## What is required
Find and copy each line of the records where the string "settings" shows up.

## Supplied entries
^^^^^^^^^^^^^^^^

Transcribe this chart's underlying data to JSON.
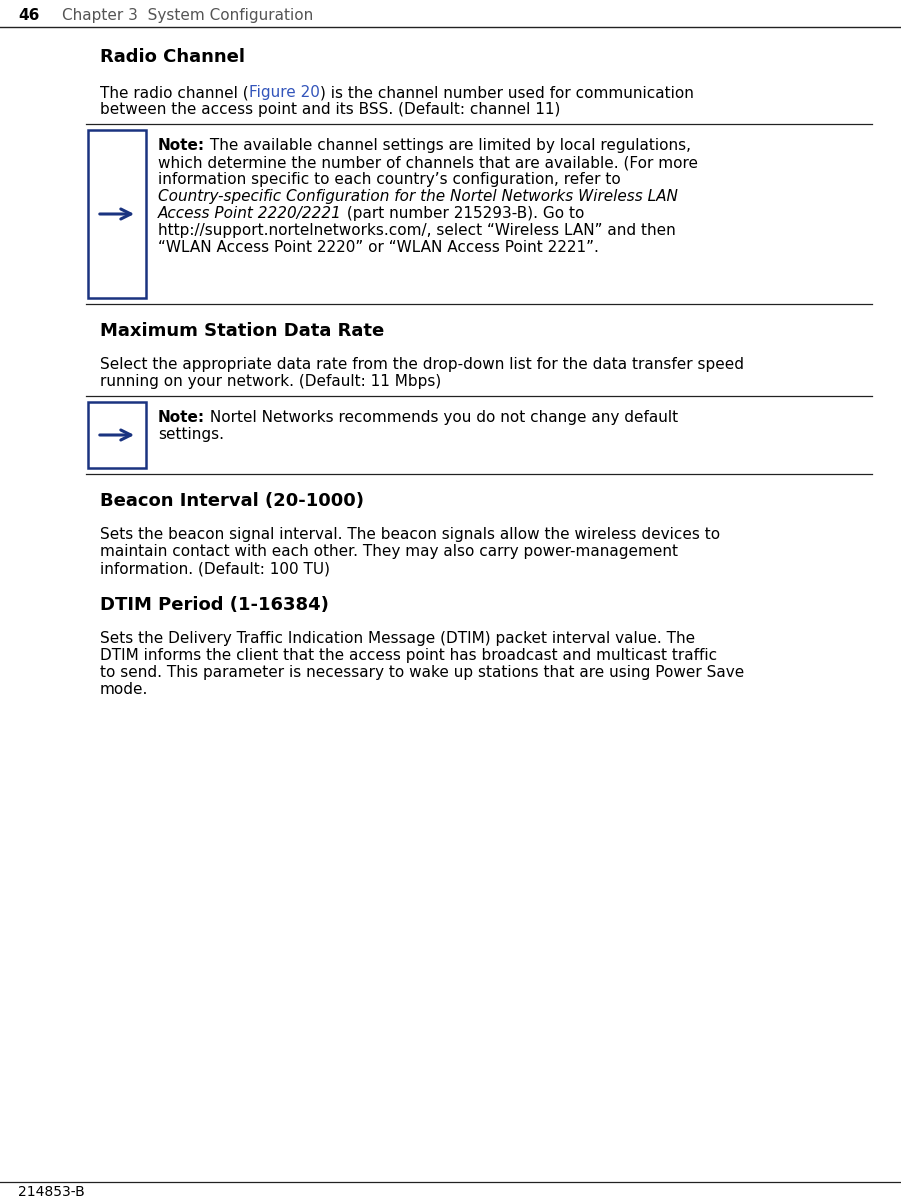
{
  "bg_color": "#ffffff",
  "text_color": "#000000",
  "link_color": "#3355bb",
  "note_border_color": "#1a3380",
  "header_page": "46",
  "header_chapter": "Chapter 3  System Configuration",
  "footer": "214853-B",
  "s1_heading": "Radio Channel",
  "s1_para_pre": "The radio channel (",
  "s1_para_link": "Figure 20",
  "s1_para_post": ") is the channel number used for communication",
  "s1_para_line2": "between the access point and its BSS. (Default: channel 11)",
  "note1_bold": "Note:",
  "note1_l1": " The available channel settings are limited by local regulations,",
  "note1_l2": "which determine the number of channels that are available. (For more",
  "note1_l3": "information specific to each country’s configuration, refer to",
  "note1_l4_italic": "Country-specific Configuration for the Nortel Networks Wireless LAN",
  "note1_l5_italic_pre": "Access Point 2220/2221",
  "note1_l5_post": " (part number 215293-B). Go to",
  "note1_l6": "http://support.nortelnetworks.com/, select “Wireless LAN” and then",
  "note1_l7": "“WLAN Access Point 2220” or “WLAN Access Point 2221”.",
  "s2_heading": "Maximum Station Data Rate",
  "s2_para_l1": "Select the appropriate data rate from the drop-down list for the data transfer speed",
  "s2_para_l2": "running on your network. (Default: 11 Mbps)",
  "note2_bold": "Note:",
  "note2_l1": " Nortel Networks recommends you do not change any default",
  "note2_l2": "settings.",
  "s3_heading": "Beacon Interval (20-1000)",
  "s3_para_l1": "Sets the beacon signal interval. The beacon signals allow the wireless devices to",
  "s3_para_l2": "maintain contact with each other. They may also carry power-management",
  "s3_para_l3": "information. (Default: 100 TU)",
  "s4_heading": "DTIM Period (1-16384)",
  "s4_para_l1": "Sets the Delivery Traffic Indication Message (DTIM) packet interval value. The",
  "s4_para_l2": "DTIM informs the client that the access point has broadcast and multicast traffic",
  "s4_para_l3": "to send. This parameter is necessary to wake up stations that are using Power Save",
  "s4_para_l4": "mode."
}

^^^^^^^^^^^^^^^^

## Problem solution
  "note1_l1": " The available channel settings are limited by local regulations,",
  "note2_l2": "settings.",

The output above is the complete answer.